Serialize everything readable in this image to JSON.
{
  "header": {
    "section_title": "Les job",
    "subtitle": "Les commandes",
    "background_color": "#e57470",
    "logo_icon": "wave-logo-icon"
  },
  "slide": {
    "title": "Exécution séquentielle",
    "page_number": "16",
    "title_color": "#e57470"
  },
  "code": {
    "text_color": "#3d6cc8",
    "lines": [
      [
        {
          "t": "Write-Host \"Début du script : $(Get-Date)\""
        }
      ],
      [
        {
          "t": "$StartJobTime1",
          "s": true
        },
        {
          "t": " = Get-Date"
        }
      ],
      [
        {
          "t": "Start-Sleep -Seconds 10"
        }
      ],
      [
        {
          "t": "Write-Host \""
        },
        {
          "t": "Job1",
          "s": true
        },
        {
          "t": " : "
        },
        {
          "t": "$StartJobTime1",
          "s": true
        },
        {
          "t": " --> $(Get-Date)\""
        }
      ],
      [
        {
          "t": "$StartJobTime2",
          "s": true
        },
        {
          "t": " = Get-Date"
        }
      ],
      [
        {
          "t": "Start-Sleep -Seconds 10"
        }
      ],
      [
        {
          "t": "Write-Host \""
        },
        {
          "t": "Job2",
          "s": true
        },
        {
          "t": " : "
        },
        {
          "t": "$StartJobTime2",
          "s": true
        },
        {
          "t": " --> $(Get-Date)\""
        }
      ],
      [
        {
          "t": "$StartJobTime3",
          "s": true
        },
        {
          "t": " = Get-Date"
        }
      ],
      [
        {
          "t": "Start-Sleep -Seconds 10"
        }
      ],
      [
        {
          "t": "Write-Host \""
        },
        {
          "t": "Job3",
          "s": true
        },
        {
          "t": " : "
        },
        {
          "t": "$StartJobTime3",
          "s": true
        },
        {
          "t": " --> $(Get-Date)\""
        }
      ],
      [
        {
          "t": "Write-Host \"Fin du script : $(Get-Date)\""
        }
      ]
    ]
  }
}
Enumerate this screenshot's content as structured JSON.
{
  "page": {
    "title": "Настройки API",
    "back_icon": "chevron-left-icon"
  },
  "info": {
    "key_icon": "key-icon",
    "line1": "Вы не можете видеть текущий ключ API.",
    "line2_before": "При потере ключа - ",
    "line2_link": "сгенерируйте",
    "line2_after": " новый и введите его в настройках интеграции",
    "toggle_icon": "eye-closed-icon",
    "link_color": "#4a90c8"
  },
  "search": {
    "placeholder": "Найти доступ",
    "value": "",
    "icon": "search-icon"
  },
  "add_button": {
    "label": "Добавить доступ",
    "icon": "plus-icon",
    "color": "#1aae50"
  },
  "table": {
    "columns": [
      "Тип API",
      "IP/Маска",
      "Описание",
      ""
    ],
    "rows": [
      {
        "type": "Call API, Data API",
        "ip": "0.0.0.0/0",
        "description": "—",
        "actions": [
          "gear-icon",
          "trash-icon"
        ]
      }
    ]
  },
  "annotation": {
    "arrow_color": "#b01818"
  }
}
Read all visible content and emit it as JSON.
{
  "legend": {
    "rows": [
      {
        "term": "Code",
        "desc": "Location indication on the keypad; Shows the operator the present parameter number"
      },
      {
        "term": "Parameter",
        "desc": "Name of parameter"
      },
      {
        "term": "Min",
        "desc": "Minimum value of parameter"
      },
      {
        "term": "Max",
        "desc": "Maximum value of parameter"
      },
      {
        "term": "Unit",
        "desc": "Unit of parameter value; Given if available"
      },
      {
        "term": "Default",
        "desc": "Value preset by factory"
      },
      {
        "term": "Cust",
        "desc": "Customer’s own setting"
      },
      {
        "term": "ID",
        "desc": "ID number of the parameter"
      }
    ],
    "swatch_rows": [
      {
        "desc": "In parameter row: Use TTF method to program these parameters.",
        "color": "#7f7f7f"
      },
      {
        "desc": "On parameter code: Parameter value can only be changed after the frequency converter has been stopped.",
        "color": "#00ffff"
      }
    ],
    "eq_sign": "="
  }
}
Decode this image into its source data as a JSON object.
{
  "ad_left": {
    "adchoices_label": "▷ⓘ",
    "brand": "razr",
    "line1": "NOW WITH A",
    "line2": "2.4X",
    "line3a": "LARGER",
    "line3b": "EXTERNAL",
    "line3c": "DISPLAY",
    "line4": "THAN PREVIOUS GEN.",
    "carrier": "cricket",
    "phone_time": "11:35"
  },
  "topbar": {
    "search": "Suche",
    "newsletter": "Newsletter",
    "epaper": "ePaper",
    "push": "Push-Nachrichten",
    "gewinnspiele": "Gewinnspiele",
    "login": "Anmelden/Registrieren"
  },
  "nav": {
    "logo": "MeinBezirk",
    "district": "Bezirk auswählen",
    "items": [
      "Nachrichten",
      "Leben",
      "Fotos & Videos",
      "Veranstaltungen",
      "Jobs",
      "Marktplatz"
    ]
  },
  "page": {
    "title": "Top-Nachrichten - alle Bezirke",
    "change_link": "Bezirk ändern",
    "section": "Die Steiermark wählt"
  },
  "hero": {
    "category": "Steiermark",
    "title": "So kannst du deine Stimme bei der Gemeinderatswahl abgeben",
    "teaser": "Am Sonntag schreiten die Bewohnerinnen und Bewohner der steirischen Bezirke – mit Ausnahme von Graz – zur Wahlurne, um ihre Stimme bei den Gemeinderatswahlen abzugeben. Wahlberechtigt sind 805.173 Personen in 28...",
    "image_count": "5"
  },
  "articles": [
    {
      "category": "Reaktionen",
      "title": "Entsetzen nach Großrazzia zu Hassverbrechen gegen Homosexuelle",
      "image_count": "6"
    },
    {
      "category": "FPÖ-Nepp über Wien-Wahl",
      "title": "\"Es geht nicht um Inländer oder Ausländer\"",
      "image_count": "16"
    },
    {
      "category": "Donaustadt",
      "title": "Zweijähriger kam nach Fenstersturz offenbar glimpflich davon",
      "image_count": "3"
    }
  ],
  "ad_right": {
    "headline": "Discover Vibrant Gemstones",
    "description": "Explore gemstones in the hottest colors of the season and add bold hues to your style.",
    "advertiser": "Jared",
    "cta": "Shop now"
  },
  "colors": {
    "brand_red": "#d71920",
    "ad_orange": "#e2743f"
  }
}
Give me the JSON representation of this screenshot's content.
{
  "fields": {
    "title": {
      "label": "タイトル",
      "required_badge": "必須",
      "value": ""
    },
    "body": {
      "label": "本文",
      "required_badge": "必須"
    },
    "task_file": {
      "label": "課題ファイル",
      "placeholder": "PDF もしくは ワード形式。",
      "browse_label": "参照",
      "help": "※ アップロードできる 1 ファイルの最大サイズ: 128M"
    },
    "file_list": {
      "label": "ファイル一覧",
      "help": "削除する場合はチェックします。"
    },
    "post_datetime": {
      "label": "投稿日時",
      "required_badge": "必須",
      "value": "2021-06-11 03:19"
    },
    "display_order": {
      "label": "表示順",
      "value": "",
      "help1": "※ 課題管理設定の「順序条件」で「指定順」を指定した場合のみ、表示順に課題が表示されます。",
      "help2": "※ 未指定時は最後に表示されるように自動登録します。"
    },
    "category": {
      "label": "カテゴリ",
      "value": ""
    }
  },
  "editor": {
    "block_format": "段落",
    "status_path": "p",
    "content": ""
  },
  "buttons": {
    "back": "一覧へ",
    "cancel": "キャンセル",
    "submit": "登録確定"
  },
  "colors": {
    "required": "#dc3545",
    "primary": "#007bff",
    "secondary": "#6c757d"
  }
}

• Given problem
Reproduce the complete data exactly as presented above.

• Full response
Serialize everything readable in this image to JSON.
{
  "header": {
    "section_title": "Les job",
    "subtitle": "Les commandes",
    "background_color": "#e57470",
    "logo_icon": "wave-logo-icon"
  },
  "slide": {
    "title": "Exécution séquentielle",
    "page_number": "16",
    "title_color": "#e57470"
  },
  "code": {
    "text_color": "#3d6cc8",
    "lines": [
      [
        {
          "t": "Write-Host \"Début du script : $(Get-Date)\""
        }
      ],
      [
        {
          "t": "$StartJobTime1",
          "s": true
        },
        {
          "t": " = Get-Date"
        }
      ],
      [
        {
          "t": "Start-Sleep -Seconds 10"
        }
      ],
      [
        {
          "t": "Write-Host \""
        },
        {
          "t": "Job1",
          "s": true
        },
        {
          "t": " : "
        },
        {
          "t": "$StartJobTime1",
          "s": true
        },
        {
          "t": " --> $(Get-Date)\""
        }
      ],
      [
        {
          "t": "$StartJobTime2",
          "s": true
        },
        {
          "t": " = Get-Date"
        }
      ],
      [
        {
          "t": "Start-Sleep -Seconds 10"
        }
      ],
      [
        {
          "t": "Write-Host \""
        },
        {
          "t": "Job2",
          "s": true
        },
        {
          "t": " : "
        },
        {
          "t": "$StartJobTime2",
          "s": true
        },
        {
          "t": " --> $(Get-Date)\""
        }
      ],
      [
        {
          "t": "$StartJobTime3",
          "s": true
        },
        {
          "t": " = Get-Date"
        }
      ],
      [
        {
          "t": "Start-Sleep -Seconds 10"
        }
      ],
      [
        {
          "t": "Write-Host \""
        },
        {
          "t": "Job3",
          "s": true
        },
        {
          "t": " : "
        },
        {
          "t": "$StartJobTime3",
          "s": true
        },
        {
          "t": " --> $(Get-Date)\""
        }
      ],
      [
        {
          "t": "Write-Host \"Fin du script : $(Get-Date)\""
        }
      ]
    ]
  }
}
Enumerate this screenshot's content as structured JSON.
{
  "page": {
    "title": "Настройки API",
    "back_icon": "chevron-left-icon"
  },
  "info": {
    "key_icon": "key-icon",
    "line1": "Вы не можете видеть текущий ключ API.",
    "line2_before": "При потере ключа - ",
    "line2_link": "сгенерируйте",
    "line2_after": " новый и введите его в настройках интеграции",
    "toggle_icon": "eye-closed-icon",
    "link_color": "#4a90c8"
  },
  "search": {
    "placeholder": "Найти доступ",
    "value": "",
    "icon": "search-icon"
  },
  "add_button": {
    "label": "Добавить доступ",
    "icon": "plus-icon",
    "color": "#1aae50"
  },
  "table": {
    "columns": [
      "Тип API",
      "IP/Маска",
      "Описание",
      ""
    ],
    "rows": [
      {
        "type": "Call API, Data API",
        "ip": "0.0.0.0/0",
        "description": "—",
        "actions": [
          "gear-icon",
          "trash-icon"
        ]
      }
    ]
  },
  "annotation": {
    "arrow_color": "#b01818"
  }
}
Read all visible content and emit it as JSON.
{
  "legend": {
    "rows": [
      {
        "term": "Code",
        "desc": "Location indication on the keypad; Shows the operator the present parameter number"
      },
      {
        "term": "Parameter",
        "desc": "Name of parameter"
      },
      {
        "term": "Min",
        "desc": "Minimum value of parameter"
      },
      {
        "term": "Max",
        "desc": "Maximum value of parameter"
      },
      {
        "term": "Unit",
        "desc": "Unit of parameter value; Given if available"
      },
      {
        "term": "Default",
        "desc": "Value preset by factory"
      },
      {
        "term": "Cust",
        "desc": "Customer’s own setting"
      },
      {
        "term": "ID",
        "desc": "ID number of the parameter"
      }
    ],
    "swatch_rows": [
      {
        "desc": "In parameter row: Use TTF method to program these parameters.",
        "color": "#7f7f7f"
      },
      {
        "desc": "On parameter code: Parameter value can only be changed after the frequency converter has been stopped.",
        "color": "#00ffff"
      }
    ],
    "eq_sign": "="
  }
}
Decode this image into its source data as a JSON object.
{
  "ad_left": {
    "adchoices_label": "▷ⓘ",
    "brand": "razr",
    "line1": "NOW WITH A",
    "line2": "2.4X",
    "line3a": "LARGER",
    "line3b": "EXTERNAL",
    "line3c": "DISPLAY",
    "line4": "THAN PREVIOUS GEN.",
    "carrier": "cricket",
    "phone_time": "11:35"
  },
  "topbar": {
    "search": "Suche",
    "newsletter": "Newsletter",
    "epaper": "ePaper",
    "push": "Push-Nachrichten",
    "gewinnspiele": "Gewinnspiele",
    "login": "Anmelden/Registrieren"
  },
  "nav": {
    "logo": "MeinBezirk",
    "district": "Bezirk auswählen",
    "items": [
      "Nachrichten",
      "Leben",
      "Fotos & Videos",
      "Veranstaltungen",
      "Jobs",
      "Marktplatz"
    ]
  },
  "page": {
    "title": "Top-Nachrichten - alle Bezirke",
    "change_link": "Bezirk ändern",
    "section": "Die Steiermark wählt"
  },
  "hero": {
    "category": "Steiermark",
    "title": "So kannst du deine Stimme bei der Gemeinderatswahl abgeben",
    "teaser": "Am Sonntag schreiten die Bewohnerinnen und Bewohner der steirischen Bezirke – mit Ausnahme von Graz – zur Wahlurne, um ihre Stimme bei den Gemeinderatswahlen abzugeben. Wahlberechtigt sind 805.173 Personen in 28...",
    "image_count": "5"
  },
  "articles": [
    {
      "category": "Reaktionen",
      "title": "Entsetzen nach Großrazzia zu Hassverbrechen gegen Homosexuelle",
      "image_count": "6"
    },
    {
      "category": "FPÖ-Nepp über Wien-Wahl",
      "title": "\"Es geht nicht um Inländer oder Ausländer\"",
      "image_count": "16"
    },
    {
      "category": "Donaustadt",
      "title": "Zweijähriger kam nach Fenstersturz offenbar glimpflich davon",
      "image_count": "3"
    }
  ],
  "ad_right": {
    "headline": "Discover Vibrant Gemstones",
    "description": "Explore gemstones in the hottest colors of the season and add bold hues to your style.",
    "advertiser": "Jared",
    "cta": "Shop now"
  },
  "colors": {
    "brand_red": "#d71920",
    "ad_orange": "#e2743f"
  }
}
Give me the JSON representation of this screenshot's content.
{
  "fields": {
    "title": {
      "label": "タイトル",
      "required_badge": "必須",
      "value": ""
    },
    "body": {
      "label": "本文",
      "required_badge": "必須"
    },
    "task_file": {
      "label": "課題ファイル",
      "placeholder": "PDF もしくは ワード形式。",
      "browse_label": "参照",
      "help": "※ アップロードできる 1 ファイルの最大サイズ: 128M"
    },
    "file_list": {
      "label": "ファイル一覧",
      "help": "削除する場合はチェックします。"
    },
    "post_datetime": {
      "label": "投稿日時",
      "required_badge": "必須",
      "value": "2021-06-11 03:19"
    },
    "display_order": {
      "label": "表示順",
      "value": "",
      "help1": "※ 課題管理設定の「順序条件」で「指定順」を指定した場合のみ、表示順に課題が表示されます。",
      "help2": "※ 未指定時は最後に表示されるように自動登録します。"
    },
    "category": {
      "label": "カテゴリ",
      "value": ""
    }
  },
  "editor": {
    "block_format": "段落",
    "status_path": "p",
    "content": ""
  },
  "buttons": {
    "back": "一覧へ",
    "cancel": "キャンセル",
    "submit": "登録確定"
  },
  "colors": {
    "required": "#dc3545",
    "primary": "#007bff",
    "secondary": "#6c757d"
  }
}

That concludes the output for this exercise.